● **Instructions for the task**
Answer with the number of lines in the listing below that contain the word "anni", and nothing else.
--- START Available data ---
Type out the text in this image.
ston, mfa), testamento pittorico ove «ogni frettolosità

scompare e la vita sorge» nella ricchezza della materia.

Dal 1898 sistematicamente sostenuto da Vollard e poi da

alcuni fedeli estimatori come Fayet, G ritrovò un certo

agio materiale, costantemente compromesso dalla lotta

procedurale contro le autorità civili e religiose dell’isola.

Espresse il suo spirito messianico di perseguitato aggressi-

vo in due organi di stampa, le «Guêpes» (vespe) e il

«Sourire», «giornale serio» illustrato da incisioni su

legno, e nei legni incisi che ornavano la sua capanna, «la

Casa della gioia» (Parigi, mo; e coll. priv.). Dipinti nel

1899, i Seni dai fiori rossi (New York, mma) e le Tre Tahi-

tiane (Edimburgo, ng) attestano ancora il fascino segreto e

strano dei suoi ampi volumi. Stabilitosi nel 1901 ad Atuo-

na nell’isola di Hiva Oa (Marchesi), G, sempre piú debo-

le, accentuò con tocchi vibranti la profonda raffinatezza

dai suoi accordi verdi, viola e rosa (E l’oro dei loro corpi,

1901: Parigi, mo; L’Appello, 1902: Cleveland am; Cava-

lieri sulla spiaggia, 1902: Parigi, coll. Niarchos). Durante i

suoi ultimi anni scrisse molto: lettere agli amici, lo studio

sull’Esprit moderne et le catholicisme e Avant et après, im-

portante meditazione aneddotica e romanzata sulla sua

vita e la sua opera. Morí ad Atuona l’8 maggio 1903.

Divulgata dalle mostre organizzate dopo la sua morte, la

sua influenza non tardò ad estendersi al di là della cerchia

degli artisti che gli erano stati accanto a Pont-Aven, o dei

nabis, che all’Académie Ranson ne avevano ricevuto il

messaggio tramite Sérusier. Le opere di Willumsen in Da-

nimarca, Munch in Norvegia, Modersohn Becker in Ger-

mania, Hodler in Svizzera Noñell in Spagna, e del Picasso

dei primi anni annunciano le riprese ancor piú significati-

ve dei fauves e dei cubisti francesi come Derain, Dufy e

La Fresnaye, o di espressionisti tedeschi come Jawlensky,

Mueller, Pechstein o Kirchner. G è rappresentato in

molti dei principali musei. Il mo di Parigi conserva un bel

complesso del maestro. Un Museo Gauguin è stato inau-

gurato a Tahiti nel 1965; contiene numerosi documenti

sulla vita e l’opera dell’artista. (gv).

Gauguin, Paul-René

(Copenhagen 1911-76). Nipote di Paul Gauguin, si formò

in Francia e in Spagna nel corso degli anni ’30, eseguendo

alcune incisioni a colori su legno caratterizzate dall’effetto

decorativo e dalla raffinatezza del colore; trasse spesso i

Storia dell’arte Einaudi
--- END Available data ---
--- START Available data ---
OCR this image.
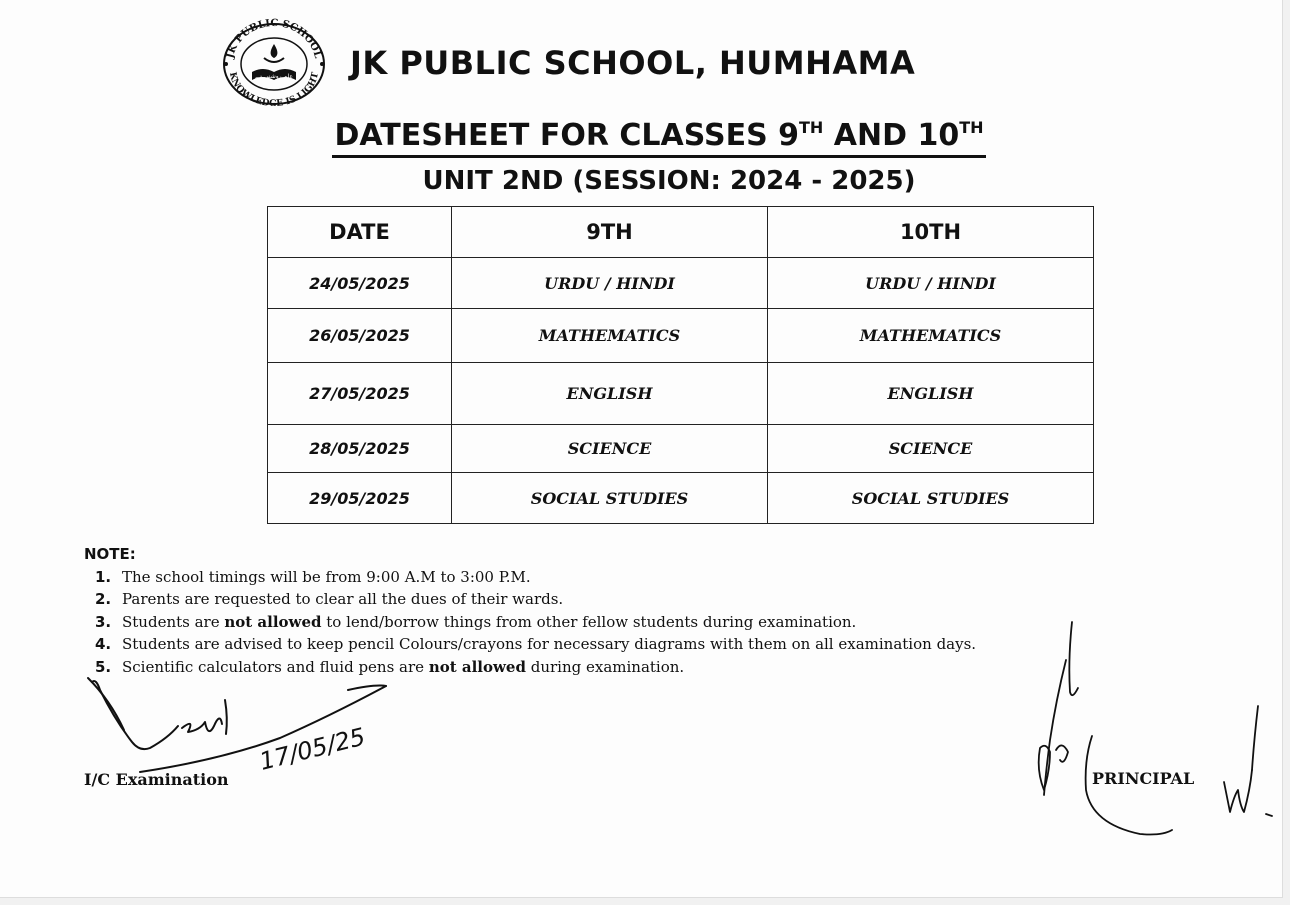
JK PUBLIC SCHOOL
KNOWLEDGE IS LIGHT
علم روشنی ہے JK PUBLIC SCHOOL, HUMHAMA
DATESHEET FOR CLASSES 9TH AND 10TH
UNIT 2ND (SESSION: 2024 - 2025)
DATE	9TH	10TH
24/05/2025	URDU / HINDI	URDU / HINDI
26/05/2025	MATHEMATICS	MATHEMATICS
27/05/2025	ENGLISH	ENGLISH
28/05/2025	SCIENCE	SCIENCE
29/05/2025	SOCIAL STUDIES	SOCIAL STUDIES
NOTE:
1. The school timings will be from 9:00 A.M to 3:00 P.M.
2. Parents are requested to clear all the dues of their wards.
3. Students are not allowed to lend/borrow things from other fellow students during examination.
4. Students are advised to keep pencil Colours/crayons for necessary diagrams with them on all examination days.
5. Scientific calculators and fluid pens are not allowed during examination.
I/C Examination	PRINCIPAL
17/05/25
--- END Available data ---
● **Exercise output**
3